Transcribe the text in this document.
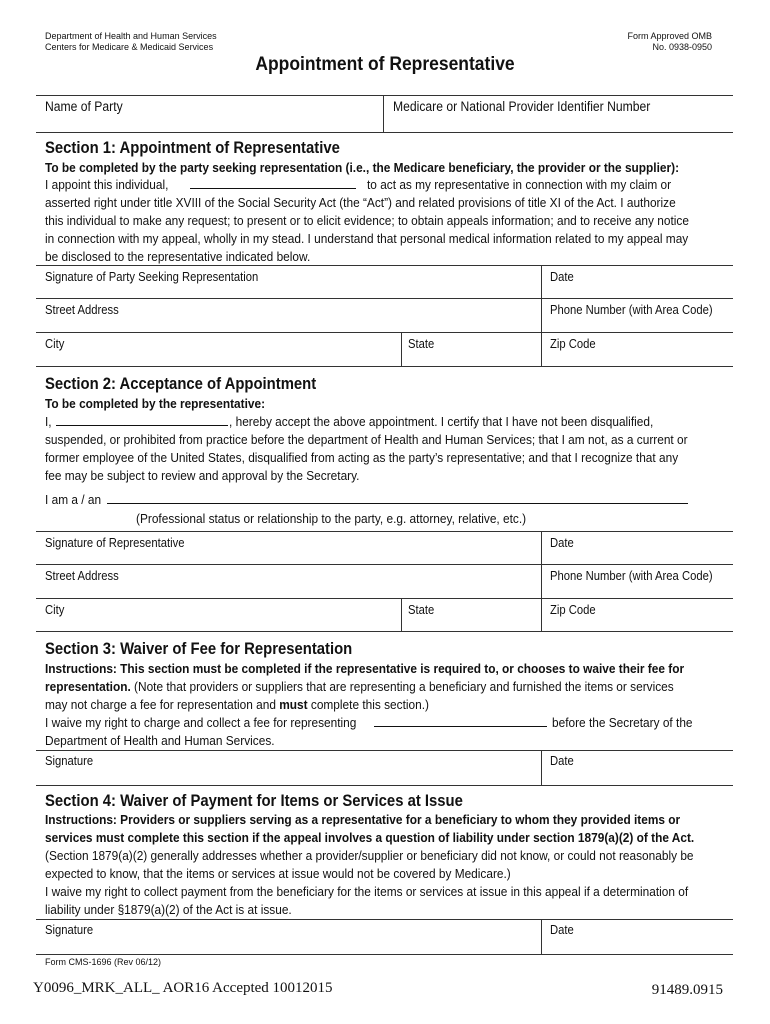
Department of Health and Human Services
Centers for Medicare & Medicaid Services
Form Approved OMB
No. 0938-0950
Appointment of Representative
Name of Party	Medicare or National Provider Identifier Number
Section 1: Appointment of Representative
To be completed by the party seeking representation (i.e., the Medicare beneficiary, the provider or the supplier):
I appoint this individual,	to act as my representative in connection with my claim or
asserted right under title XVIII of the Social Security Act (the “Act”) and related provisions of title XI of the Act. I authorize
this individual to make any request; to present or to elicit evidence; to obtain appeals information; and to receive any notice
in connection with my appeal, wholly in my stead. I understand that personal medical information related to my appeal may
be disclosed to the representative indicated below.
Signature of Party Seeking Representation	Date
Street Address	Phone Number (with Area Code)
City	State	Zip Code
Section 2: Acceptance of Appointment
To be completed by the representative:
I,	, hereby accept the above appointment. I certify that I have not been disqualified,
suspended, or prohibited from practice before the department of Health and Human Services; that I am not, as a current or
former employee of the United States, disqualified from acting as the party’s representative; and that I recognize that any
fee may be subject to review and approval by the Secretary.
I am a / an
(Professional status or relationship to the party, e.g. attorney, relative, etc.)
Signature of Representative	Date
Street Address	Phone Number (with Area Code)
City	State	Zip Code
Section 3: Waiver of Fee for Representation
Instructions: This section must be completed if the representative is required to, or chooses to waive their fee for
representation. (Note that providers or suppliers that are representing a beneficiary and furnished the items or services
may not charge a fee for representation and must complete this section.)
I waive my right to charge and collect a fee for representing	before the Secretary of the
Department of Health and Human Services.
Signature	Date
Section 4: Waiver of Payment for Items or Services at Issue
Instructions: Providers or suppliers serving as a representative for a beneficiary to whom they provided items or
services must complete this section if the appeal involves a question of liability under section 1879(a)(2) of the Act.
(Section 1879(a)(2) generally addresses whether a provider/supplier or beneficiary did not know, or could not reasonably be
expected to know, that the items or services at issue would not be covered by Medicare.)
I waive my right to collect payment from the beneficiary for the items or services at issue in this appeal if a determination of
liability under §1879(a)(2) of the Act is at issue.
Signature	Date
Form CMS-1696 (Rev 06/12)
Y0096_MRK_ALL_ AOR16 Accepted 10012015	91489.0915
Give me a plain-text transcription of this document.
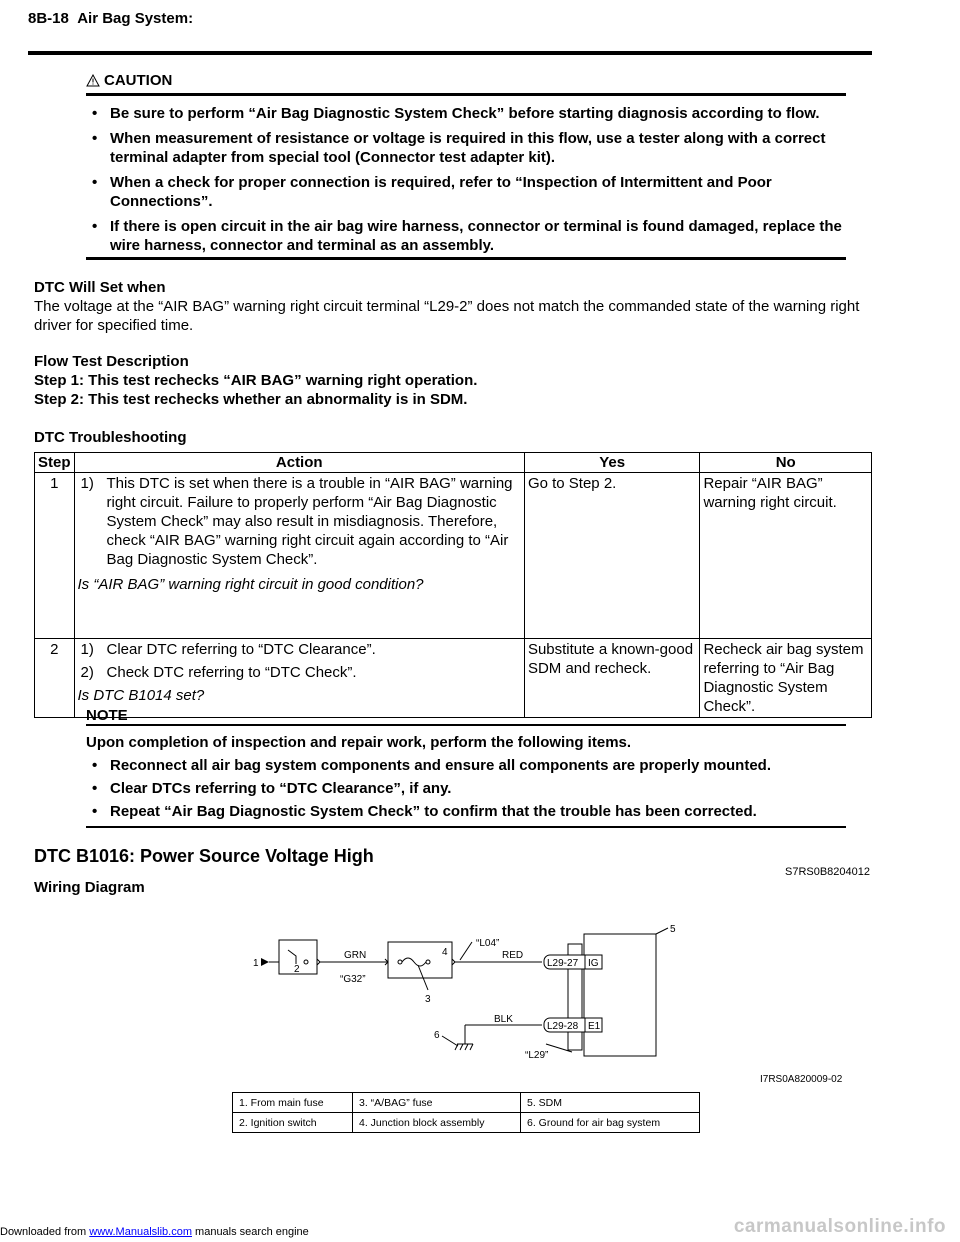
8B-18 Air Bag System:
CAUTION
• Be sure to perform “Air Bag Diagnostic System Check” before starting diagnosis according to flow.
• When measurement of resistance or voltage is required in this flow, use a tester along with a correct terminal adapter from special tool (Connector test adapter kit).
• When a check for proper connection is required, refer to “Inspection of Intermittent and Poor Connections”.
• If there is open circuit in the air bag wire harness, connector or terminal is found damaged, replace the wire harness, connector and terminal as an assembly.
DTC Will Set when
The voltage at the “AIR BAG” warning right circuit terminal “L29-2” does not match the commanded state of the warning right driver for specified time.
Flow Test Description
Step 1: This test rechecks “AIR BAG” warning right operation.
Step 2: This test rechecks whether an abnormality is in SDM.
DTC Troubleshooting
Step	Action	Yes	No
1	1) This DTC is set when there is a trouble in “AIR BAG” warning right circuit. Failure to properly perform “Air Bag Diagnostic System Check” may also result in misdiagnosis. Therefore, check “AIR BAG” warning right circuit again according to “Air Bag Diagnostic System Check”.
Is “AIR BAG” warning right circuit in good condition?	Go to Step 2.	Repair “AIR BAG” warning right circuit.
2	1) Clear DTC referring to “DTC Clearance”.
2) Check DTC referring to “DTC Check”.
Is DTC B1014 set?	Substitute a known-good SDM and recheck.	Recheck air bag system referring to “Air Bag Diagnostic System Check”.
NOTE
Upon completion of inspection and repair work, perform the following items.
• Reconnect all air bag system components and ensure all components are properly mounted.
• Clear DTCs referring to “DTC Clearance”, if any.
• Repeat “Air Bag Diagnostic System Check” to confirm that the trouble has been corrected.
DTC B1016: Power Source Voltage High
S7RS0B8204012
Wiring Diagram
1
2
GRN
“G32”
4
3
RED
“L04”
5
L29-27 IG
L29-28 E1
“L29”
BLK
6
I7RS0A820009-02
1. From main fuse	3. “A/BAG” fuse	5. SDM
2. Ignition switch	4. Junction block assembly	6. Ground for air bag system
Downloaded from www.Manualslib.com manuals search engine	carmanualsonline.info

▸ Your instructions: Only the number is wanted: how many lines contain the string "Human"?

▸ Answer to the task: 3